ARTICLE
This nuance gives managers of PIMCO Strategic Income and other top funds a great deal of flexibility in timing their asset sales and purchases. It also means that at any given time, a closed-end fund will trade at a premium or a discount to its net asset value.

Investors should consider these four factors when evaluating closed-end bond funds:

  • Worst Annual Performance: Many investors assume that closed-end bond funds are relatively safe investments because of their focus on fixed-income securities. But several of the 28 offerings in our study lost more than half their value in a single year—usually 2008. Most of these funds bounced back, but this history lesson underscores why investors looking for capital preservation and a reliable income stream should steer clear of these names.
  • 12-Month Total Return: Past performance doesn’t guarantee future returns. In this low-yield environment, fund managers have relied on heavy trading and considerable leverage to juice returns. These risky strategies suggest that more downside could be in the offing, unless management is skillful and lucky.
  • Leverage Ratio: For all intents and purposes, closed-end bond funds are black boxes; quarterly filings are usually outdated by the time they’re released. However, the leverage ratio—the fund’s net borrowing as a percentage of its underlying assets—can provide insight into the potential downside risk. When rising interest rates spark a selloff in bonds, leverage can compound losses.
  • Average Premium or Discount: Conventional wisdom says closed-end funds that trade at a discount to their net asset value are a better deal. However, investors are better-served looking at a fund’s current discount or premium relative to its historical norm.

These four criteria help us to understand a great deal about a fund’s management style and the risks taken to boost returns.

GIVEN DATA

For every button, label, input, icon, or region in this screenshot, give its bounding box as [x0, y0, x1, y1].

GIVEN INSTRUCTION
Pick up the closed-end bond fund article after its last sentence and write what comes next. The data was drawn from a different source than the closed-end bond fund article.

REPLY TO THE EXERCISE
Some readers may be surprised that I haven’t mentioned current yield, dividend growth or expense ratios—these metrics still have value and should inform your investment decision.

But dividend yields fail to encapsulate the risk embedded in a particular fund; some names with lower current returns actually involve more risk. Although you should factor a fund’s expense ratio into your decision-making process, we’d rather shoulder higher costs for a higher-quality management team that can deliver better returns.

Are any closed-end bond funds worth buying today?

The yield moths that tend to gravitate toward the names with the highest current returns likely will get burned.

Half of the 28 closed-end bond funds included in our study have cut their dividend at least once over the past 12 months—and you can bet that this challenging environment will bring more pain.

Nevertheless, some will manage to ride out these challenges while others crash and burn; a few names look like they might have what it takes to emerge with their dividends intact. And some of the funds that swing for the fences with aggressive strategies could be worth a speculative bet.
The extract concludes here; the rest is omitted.